▶ **Prompt**:
Scan the material and copy every line in which "χρόνια" appears.

▶ **Supplied data**:
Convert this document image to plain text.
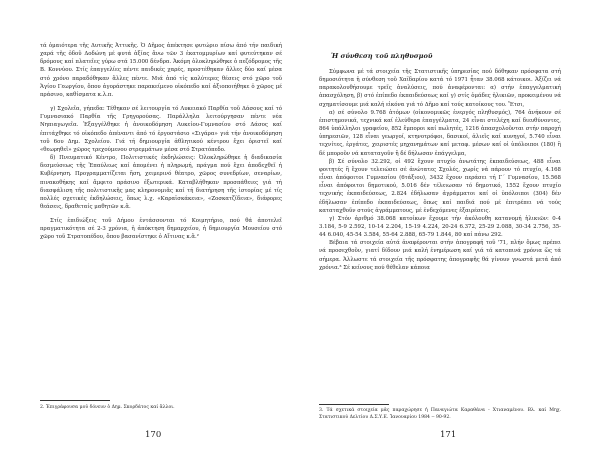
τά ὁμαιότερα τῆς Δυτικῆς Ἀττικῆς. Ὁ Δῆμος ἀπέκτησε φυτώριο πίσω ἀπό τήν παιδική χαρά τῆς ὁδοῦ Δοδώνη μέ φυτά ἀξίας ἄνω τῶν 3 ἑκατομμυρίων καί φυτεύτηκαν σέ δρόμους καί πλατεῖες γύρω στά 15.000 δένδρα. Ἀκόμη ὁλοκληρώθηκε ὁ πεζόδρομος τῆς Β. Κοννύου. Στίς ἐπαγγελίες πέντε παιδικές χαρές, προστέθηκαν ἄλλες δύο καί μέσα στό χρόνο παραδόθηκαν ἄλλες πέντε. Μιά ἀπό τίς καλύτερες θέσεις στό χῶρο τοῦ Ἁγίου Γεωργίου, ὅπου ἀγοράστηκε παρακείμενο οἰκόπεδο καί ἀξιοποιήθηκε ὁ χῶρος μέ πράσινο, καθίσματα κ.λ.π.

γ) Σχολεῖα, γήπεδα: Τέθηκαν σέ λειτουργία τό Λυκειακό Παρθία τοῦ Δάσους καί τό Γυμνασιακό Παρθία τῆς Γρηγορούσας. Παράλληλα λειτούργησαν πέντε νέα Νηπιαγωγεῖα. Ἐξαγγέλθηκε ἡ ἀνοικοδόμηση Λυκείου-Γυμνασίου στό Δάσος καί ἐπιτάχθηκε τό οἰκόπεδο ἀπέναντι ἀπό τό ἐργοστάσιο «Σιγάρα» γιά τήν ἀνοικοδόμηση τοῦ 6ου Δημ. Σχολείου. Γιά τή δημιουργία ἀθλητικού κέντρου ἔχει ὁριστεῖ καί «θεωρηθεῖ» χῶρος τρεχούμενου στρεμμάτων μέσα στό Στρατόπεδο.

δ) Πνευματικό Κέντρο, Πολιτιστικές ἐκδηλώσεις: Ὁλοκληρώθηκε ἡ διαδικασία δεσμεύσεως τῆς Ἐπαύλεως καί ἀπομένει ἡ πληρωμή, πράγμα πού ἔχει ἀποδεχθεῖ ἡ Κυβέρνηση. Προγραμματίζεται ἤση, χειμερινό θέατρο, χῶρος συνεδρίων, σεναρίων, πινακοθήκης καί ἄμφιτο πράσινο ἐξωτερικά. Καταβλήθηκαν προσπάθειες γιά τή διασφάλιση τῆς πολιτιστικῆς μας κληρονομιᾶς καί τή διατήρηση τῆς ἱστορίας μέ τίς πολλές σχετικές ἐκδηλώσεις, ὅπως λ.χ. «Καραϊσκάκεια», «Ζοσκατζίδεια», διάφορες θεάσεις, δραθεταίς μαθητῶν κ.ἄ.

Στίς ἐπιδιώξεις τοῦ Δήμου ἐντάσσονται τό Κοιμητήριο, πού θά ἀποτελεῖ πραγματικότητα σέ 2-3 χρόνια, ἡ ἀπόκτηση δημαρχείου, ἡ δημιουργία Μουσείου στό χῶρο τοῦ Στρατοπέδου, ὅπου βασανίστηκε ὁ Αἴτινας κ.ἄ.²

2. Ἐπιγράφουσα μοῦ δόνευν ὁ Δημ. Σκορδάτος καί ἄλλοι.

170
Ἡ σύνθεση τοῦ πληθυσμοῦ

Σύμφωνα μέ τά στοιχεία τῆς Στατιστικῆς ὑπηρεσίας πού δόθηκαν πρόσφατα στή δημοσιότητα ἡ σύνθεση τοῦ Χαϊδαρίου κατά τό 1971 ἦταν 38.068 κάτοικοι. Ἀξίζει νά παρακολουθήσουμε τρεῖς ἀναλύσεις, πού ἀναφέρονται: α) στήν ἐπαγγελματική ἀπασχόληση, β) στό ἐπίπεδο ἐκπαιδεύσεως καί γ) στίς ὁμάδες ἡλικιῶν, προκειμένου νά σχηματίσουμε μιά καλή εἰκόνα γιά τό Δῆμο καί τούς κατοίκους του. Ἔτσι,

α) σέ σύνολο 9.768 ἀτόμων (οἰκονομικῶς ἐνεργός πληθυσμός), 764 ἀνήκουν σέ ἐπιστημονικά, τεχνικά καί ἐλεύθερα ἐπαγγέλματα, 24 εἶναι στελέχη καί διευθύνοντες, 864 ὑπάλληλοι γραφείου, 852 ἔμποροι καί πωλητές, 1216 ἀπασχολοῦνται στήν παροχή ὑπηρεσιῶν, 128 εἶναι γεωργοί, κτηνοτρόφοι, δασικοί, ἁλιεῖς καί κυνηγοί, 5.740 εἶναι τεχνίτες, ἐργάτες, χειριστές μηχανημάτων καί μεταφ. μέσων καί οἱ ὑπόλοιποι (180) ἢ δέ μποροῦν νά καταταγοῦν ἢ δέ δήλωσαν ἐπάγγελμα,

β) Σέ σύνολο 32.292, οἱ 492 ἔχουν πτυχίο ἀνωτάτης ἐκπαιδεύσεως, 488 εἶναι φοιτητές ἢ ἔχουν τελειώσει σέ ἀνώτατες Σχολές, χωρίς νά πάρουν τό πτυχίο, 4.168 εἶναι ἀπόφοιτοι Γυμνασίου (6τάξιου), 3432 ἔχουν περάσει τή Γ΄ Γυμνασίου, 15.568 εἶναι ἀπόφοιτοι δημοτικού, 5.016 δέν τέλειωσαν τό δημοτικό, 1552 ἔχουν πτυχίο τεχνικής ἐκπαιδεύσεως, 2.824 ἐδήλωσαν ἀγράμματοι καί οἱ ὑπόλοιποι (304) δέν ἐδήλωσαν ἐπίπεδο ἐκπαιδεύσεως, ὅπως καί παιδιά πού μέ ἐπιτρέπει νά τούς καταταχθοῦν στούς ἀγράμματους, μέ ἐνδεχόμενες ἐξαιρέσεις.

γ) Στόν ἀριθμό 38.068 κατοίκων ἔχουμε τήν ἀκόλουθη κατανομή ἡλικιῶν: 0-4 3.184, 5-9 2.592, 10-14 2.204, 15-19 4.224, 20-24 6.372, 25-29 2.088, 30-34 2.756, 35-44 6.040, 45-54 3.584, 55-64 2.888, 65-79 1.844, 80 καί πάνω 292.

Βέβαια τά στοιχεία αὐτά ἀναφέρονται στήν ἀπογραφή τοῦ '71, πλήν ὅμως πρέπει νά προσεχθοῦν, γιατί δίδουν μιά καλή ἐνημέρωση καί γιά τά κατοπινά χρόνια ὥς τά σήμερα. Ἀλλωστε τά στοιχεία τῆς πρόσφατης ἀπογραφῆς θά γίνουν γνωστά μετά ἀπό χρόνια.³ Σέ κείνους πού θέθελαν κάποια

3. Τά σχετικά στοιχεία μᾶς παραχώρησε ἡ Παναγιώτα Καραθάνα - Χτιαναμένου. Βλ. καί Μηχ. Στατιστικού Δελτίου Δ.Σ.Υ.Ε. Ἰανουαρίου 1984 -- 90-92.

171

▶ **Complete answer**:
Στίς ἐπιδιώξεις τοῦ Δήμου ἐντάσσονται τό Κοιμητήριο, πού θά ἀποτελεῖ πραγματικότητα σέ 2-3 χρόνια, ἡ ἀπόκτηση δημαρχείου, ἡ δημιουργία Μουσείου στό χῶρο τοῦ Στρατοπέδου, ὅπου βασανίστηκε ὁ Αἴτινας κ.ἄ.²
Βέβαια τά στοιχεία αὐτά ἀναφέρονται στήν ἀπογραφή τοῦ '71, πλήν ὅμως πρέπει νά προσεχθοῦν, γιατί δίδουν μιά καλή ἐνημέρωση καί γιά τά κατοπινά χρόνια ὥς τά σήμερα. Ἀλλωστε τά στοιχεία τῆς πρόσφατης ἀπογραφῆς θά γίνουν γνωστά μετά ἀπό χρόνια.³ Σέ κείνους πού θέθελαν κάποια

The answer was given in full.